── Information provided ──

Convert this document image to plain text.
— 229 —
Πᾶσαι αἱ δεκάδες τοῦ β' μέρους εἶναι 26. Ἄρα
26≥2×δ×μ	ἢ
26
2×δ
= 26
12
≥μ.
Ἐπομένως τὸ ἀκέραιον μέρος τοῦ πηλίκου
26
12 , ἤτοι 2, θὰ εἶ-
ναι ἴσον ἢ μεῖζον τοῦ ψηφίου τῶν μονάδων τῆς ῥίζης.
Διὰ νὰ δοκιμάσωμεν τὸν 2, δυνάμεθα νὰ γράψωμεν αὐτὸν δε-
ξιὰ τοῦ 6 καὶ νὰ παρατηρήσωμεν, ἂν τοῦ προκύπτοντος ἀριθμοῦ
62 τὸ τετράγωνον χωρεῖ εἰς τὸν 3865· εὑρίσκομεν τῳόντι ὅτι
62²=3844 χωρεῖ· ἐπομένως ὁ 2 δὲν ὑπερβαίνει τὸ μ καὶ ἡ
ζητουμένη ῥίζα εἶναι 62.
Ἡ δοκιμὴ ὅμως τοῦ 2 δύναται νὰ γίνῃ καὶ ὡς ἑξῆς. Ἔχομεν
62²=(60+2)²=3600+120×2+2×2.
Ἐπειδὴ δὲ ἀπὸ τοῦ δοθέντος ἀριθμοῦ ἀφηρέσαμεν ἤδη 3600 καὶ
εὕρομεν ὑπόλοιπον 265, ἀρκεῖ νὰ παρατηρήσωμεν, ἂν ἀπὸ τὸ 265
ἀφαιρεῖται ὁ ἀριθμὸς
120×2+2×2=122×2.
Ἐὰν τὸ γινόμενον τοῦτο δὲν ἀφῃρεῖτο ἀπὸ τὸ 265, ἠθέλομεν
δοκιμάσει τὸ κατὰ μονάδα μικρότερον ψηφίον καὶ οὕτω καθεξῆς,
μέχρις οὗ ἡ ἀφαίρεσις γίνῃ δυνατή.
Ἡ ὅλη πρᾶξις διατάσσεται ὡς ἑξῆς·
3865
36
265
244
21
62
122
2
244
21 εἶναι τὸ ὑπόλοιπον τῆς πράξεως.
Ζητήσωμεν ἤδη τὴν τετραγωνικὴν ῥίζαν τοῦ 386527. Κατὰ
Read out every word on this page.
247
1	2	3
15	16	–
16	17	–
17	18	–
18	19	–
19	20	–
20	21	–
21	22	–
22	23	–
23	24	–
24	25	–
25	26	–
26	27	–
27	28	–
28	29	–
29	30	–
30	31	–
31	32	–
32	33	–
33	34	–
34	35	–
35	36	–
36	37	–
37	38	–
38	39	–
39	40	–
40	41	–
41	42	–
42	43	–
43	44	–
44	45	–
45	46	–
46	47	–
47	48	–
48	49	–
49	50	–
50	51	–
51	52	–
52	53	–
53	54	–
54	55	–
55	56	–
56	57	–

───

_Work to complete_: Every record above must be duplicated exactly.

_Full output_:
Convert this document image to plain text.
— 229 —
Πᾶσαι αἱ δεκάδες τοῦ β' μέρους εἶναι 26. Ἄρα
26≥2×δ×μ	ἢ
26
2×δ
= 26
12
≥μ.
Ἐπομένως τὸ ἀκέραιον μέρος τοῦ πηλίκου
26
12 , ἤτοι 2, θὰ εἶ-
ναι ἴσον ἢ μεῖζον τοῦ ψηφίου τῶν μονάδων τῆς ῥίζης.
Διὰ νὰ δοκιμάσωμεν τὸν 2, δυνάμεθα νὰ γράψωμεν αὐτὸν δε-
ξιὰ τοῦ 6 καὶ νὰ παρατηρήσωμεν, ἂν τοῦ προκύπτοντος ἀριθμοῦ
62 τὸ τετράγωνον χωρεῖ εἰς τὸν 3865· εὑρίσκομεν τῳόντι ὅτι
62²=3844 χωρεῖ· ἐπομένως ὁ 2 δὲν ὑπερβαίνει τὸ μ καὶ ἡ
ζητουμένη ῥίζα εἶναι 62.
Ἡ δοκιμὴ ὅμως τοῦ 2 δύναται νὰ γίνῃ καὶ ὡς ἑξῆς. Ἔχομεν
62²=(60+2)²=3600+120×2+2×2.
Ἐπειδὴ δὲ ἀπὸ τοῦ δοθέντος ἀριθμοῦ ἀφηρέσαμεν ἤδη 3600 καὶ
εὕρομεν ὑπόλοιπον 265, ἀρκεῖ νὰ παρατηρήσωμεν, ἂν ἀπὸ τὸ 265
ἀφαιρεῖται ὁ ἀριθμὸς
120×2+2×2=122×2.
Ἐὰν τὸ γινόμενον τοῦτο δὲν ἀφῃρεῖτο ἀπὸ τὸ 265, ἠθέλομεν
δοκιμάσει τὸ κατὰ μονάδα μικρότερον ψηφίον καὶ οὕτω καθεξῆς,
μέχρις οὗ ἡ ἀφαίρεσις γίνῃ δυνατή.
Ἡ ὅλη πρᾶξις διατάσσεται ὡς ἑξῆς·
3865
36
265
244
21
62
122
2
244
21 εἶναι τὸ ὑπόλοιπον τῆς πράξεως.
Ζητήσωμεν ἤδη τὴν τετραγωνικὴν ῥίζαν τοῦ 386527. Κατὰ
Read out every word on this page.
247
1	2	3
15	16	–
16	17	–
17	18	–
18	19	–
19	20	–
20	21	–
21	22	–
22	23	–
23	24	–
24	25	–
25	26	–
26	27	–
27	28	–
28	29	–
29	30	–
30	31	–
31	32	–
32	33	–
33	34	–
34	35	–
35	36	–
36	37	–
37	38	–
38	39	–
39	40	–
40	41	–
41	42	–
42	43	–
43	44	–
44	45	–
45	46	–
46	47	–
47	48	–
48	49	–
49	50	–
50	51	–
51	52	–
52	53	–
53	54	–
54	55	–
55	56	–
56	57	–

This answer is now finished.